> **GIVEN TASK**
Output the records exactly as they appear, with no pictures included.

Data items
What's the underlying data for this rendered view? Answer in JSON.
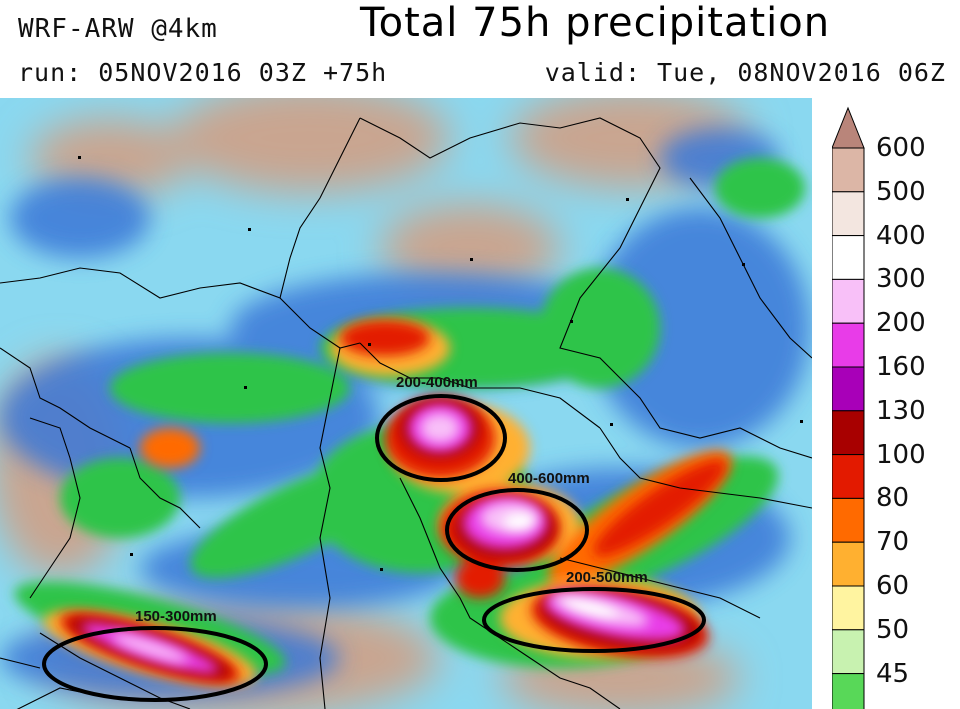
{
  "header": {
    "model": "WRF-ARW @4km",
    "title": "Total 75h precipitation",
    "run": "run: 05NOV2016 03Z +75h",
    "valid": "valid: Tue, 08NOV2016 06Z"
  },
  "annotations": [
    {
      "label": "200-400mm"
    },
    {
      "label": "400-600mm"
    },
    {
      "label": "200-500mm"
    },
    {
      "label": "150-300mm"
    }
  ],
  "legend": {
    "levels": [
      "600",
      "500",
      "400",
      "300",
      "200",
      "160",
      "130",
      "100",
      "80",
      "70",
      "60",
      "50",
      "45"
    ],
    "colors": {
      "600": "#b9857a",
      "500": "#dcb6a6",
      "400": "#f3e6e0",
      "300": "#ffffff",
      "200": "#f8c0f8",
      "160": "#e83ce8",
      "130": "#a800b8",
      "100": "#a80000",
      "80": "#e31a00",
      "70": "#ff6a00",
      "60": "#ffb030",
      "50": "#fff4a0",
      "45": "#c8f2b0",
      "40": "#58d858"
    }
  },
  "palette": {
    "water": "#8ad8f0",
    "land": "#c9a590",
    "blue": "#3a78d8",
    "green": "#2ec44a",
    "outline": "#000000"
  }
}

> **SOLVED EXERCISE**
What's the underlying data for this rendered view? Answer in JSON.
{
  "header": {
    "model": "WRF-ARW @4km",
    "title": "Total 75h precipitation",
    "run": "run: 05NOV2016 03Z +75h",
    "valid": "valid: Tue, 08NOV2016 06Z"
  },
  "annotations": [
    {
      "label": "200-400mm"
    },
    {
      "label": "400-600mm"
    },
    {
      "label": "200-500mm"
    },
    {
      "label": "150-300mm"
    }
  ],
  "legend": {
    "levels": [
      "600",
      "500",
      "400",
      "300",
      "200",
      "160",
      "130",
      "100",
      "80",
      "70",
      "60",
      "50",
      "45"
    ],
    "colors": {
      "600": "#b9857a",
      "500": "#dcb6a6",
      "400": "#f3e6e0",
      "300": "#ffffff",
      "200": "#f8c0f8",
      "160": "#e83ce8",
      "130": "#a800b8",
      "100": "#a80000",
      "80": "#e31a00",
      "70": "#ff6a00",
      "60": "#ffb030",
      "50": "#fff4a0",
      "45": "#c8f2b0",
      "40": "#58d858"
    }
  },
  "palette": {
    "water": "#8ad8f0",
    "land": "#c9a590",
    "blue": "#3a78d8",
    "green": "#2ec44a",
    "outline": "#000000"
  }
}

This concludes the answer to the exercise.